SHORT EXERCISE: Return, word for word and in its entirety, the passage below on the Dismantling Democracy report.
##### TEXT TO READ
A new report called Dismantling Democracy should be compulsory reading for all Canadian voters before the next election.
It gives chapter and verse on the Harper government’s multi-pronged efforts to stifle not only legitimate dissent and free speech, but even freedom of thought.
The report is from Voices-Voix, a coalition of 200 organizations, including Amnesty Canada and the Canadian Council for International Cooperation, and 5,000 individuals.
Voices-Voix released its massive study on Tuesday morning, on a day when all of the federal political parties are actively pushing their electoral agendas.
The Harper government has just introduced a series of bills that will not pass before the House rises next week, but will form the basis of the Conservative election campaign.
Retiring Justice Minister Peter MacKay announced one such piece of legislation on Tuesday: increased penalties for drunk drivers.
The Conservatives promised this several years ago, but have only decided to introduce it now that there is no time to get it through Parliament.
NDP Leader Tom Mulcair travelled to Toronto to give a major economic speech. He promised an NDP government would promote Canada’s struggling manufacturing sector.
And, also on Tuesday, Liberal Leader Justin Trudeau announced his party’s democratic reform platform, at a hastily arranged event that was moved, at the last moment, from the Canadian Museum of History in Gatineau to Ottawa’s Chateau Laurier.
##########
##### INFORMATION SUPPLIED
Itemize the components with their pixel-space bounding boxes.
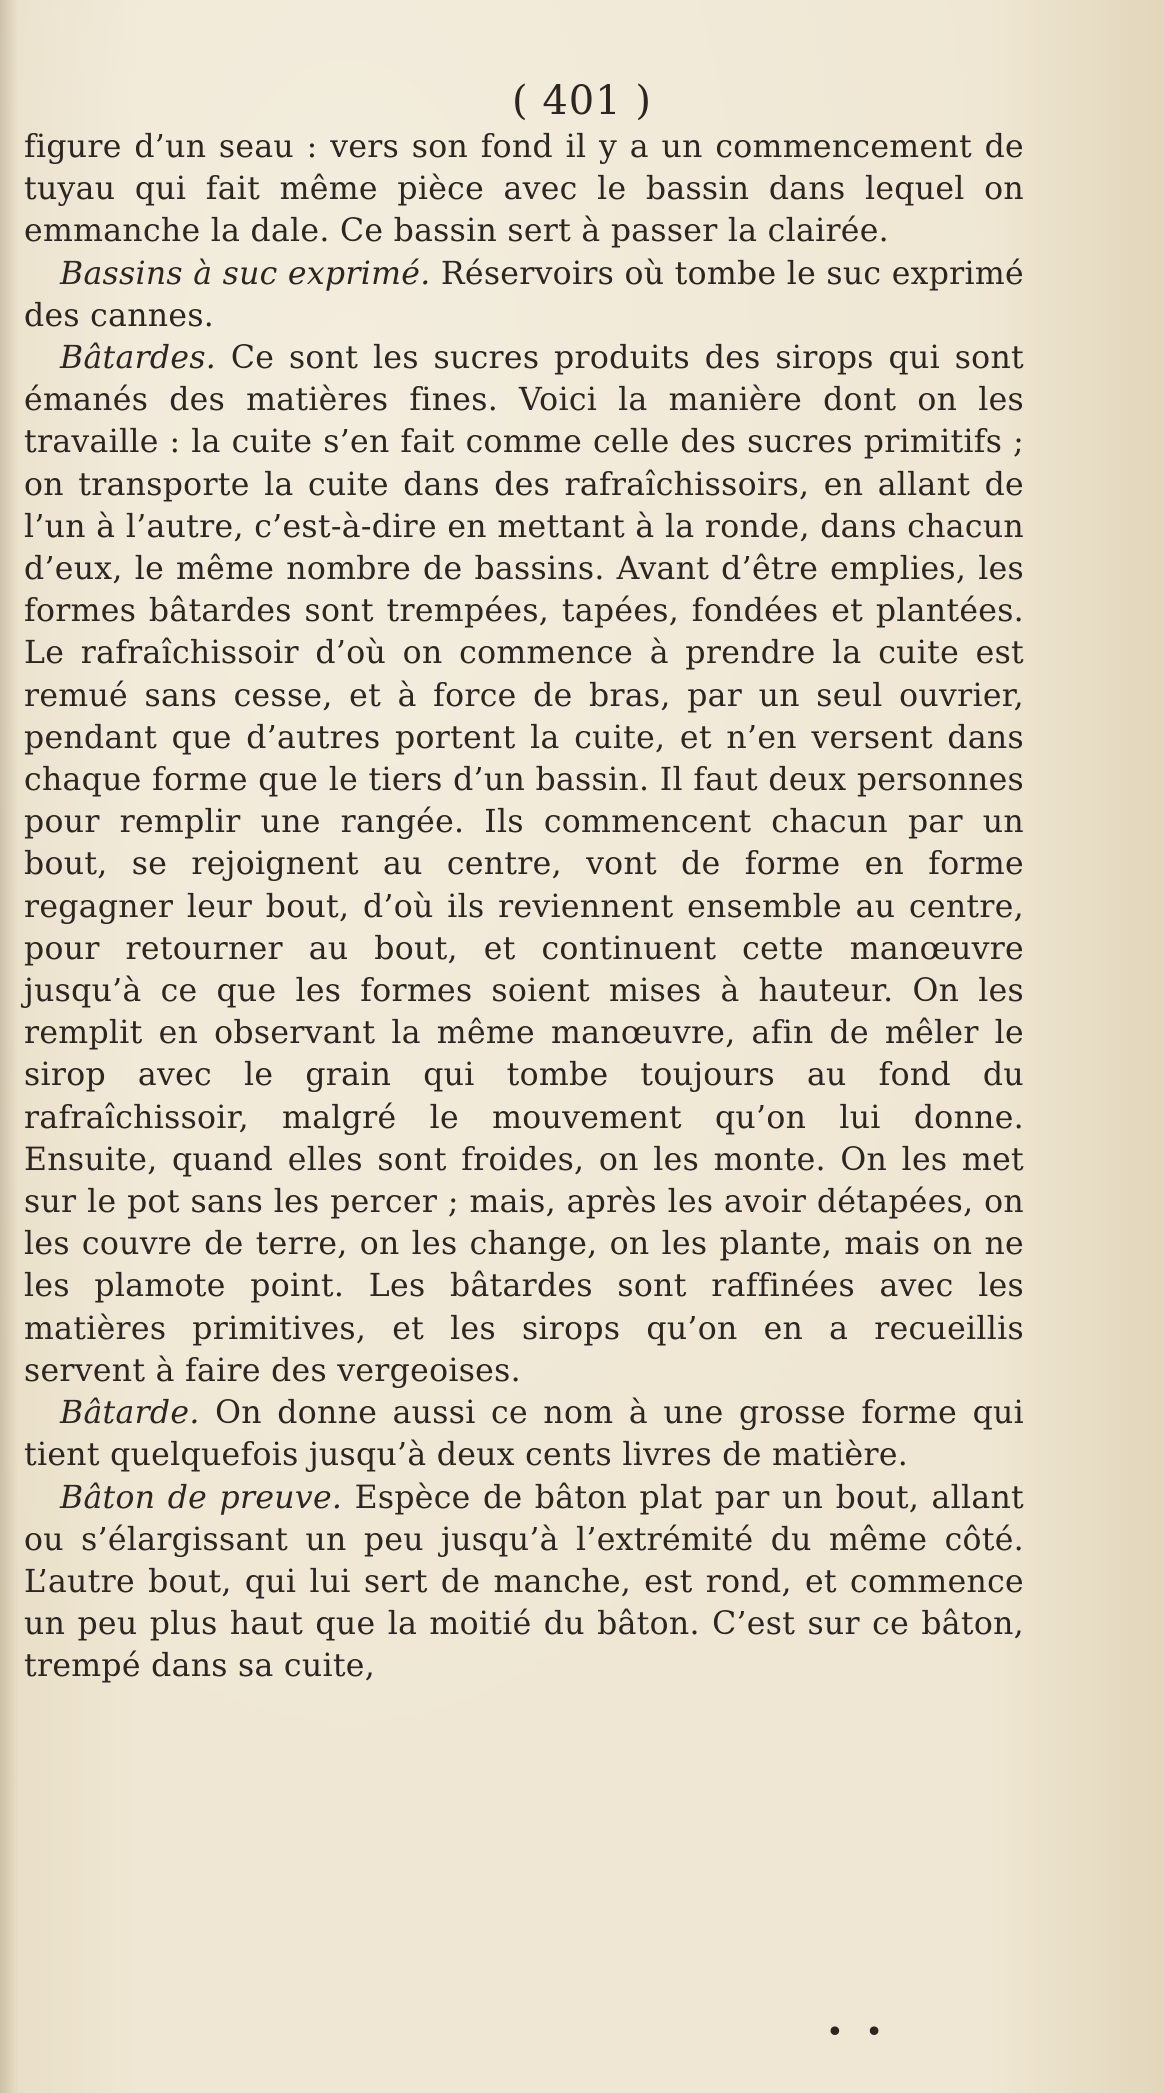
##########
RESPONSE TO THE TASK:
A new report called Dismantling Democracy should be compulsory reading for all Canadian voters before the next election.
It gives chapter and verse on the Harper government’s multi-pronged efforts to stifle not only legitimate dissent and free speech, but even freedom of thought.
The report is from Voices-Voix, a coalition of 200 organizations, including Amnesty Canada and the Canadian Council for International Cooperation, and 5,000 individuals.
Voices-Voix released its massive study on Tuesday morning, on a day when all of the federal political parties are actively pushing their electoral agendas.
The Harper government has just introduced a series of bills that will not pass before the House rises next week, but will form the basis of the Conservative election campaign.
Retiring Justice Minister Peter MacKay announced one such piece of legislation on Tuesday: increased penalties for drunk drivers.
The Conservatives promised this several years ago, but have only decided to introduce it now that there is no time to get it through Parliament.
NDP Leader Tom Mulcair travelled to Toronto to give a major economic speech. He promised an NDP government would promote Canada’s struggling manufacturing sector.
And, also on Tuesday, Liberal Leader Justin Trudeau announced his party’s democratic reform platform, at a hastily arranged event that was moved, at the last moment, from the Canadian Museum of History in Gatineau to Ottawa’s Chateau Laurier.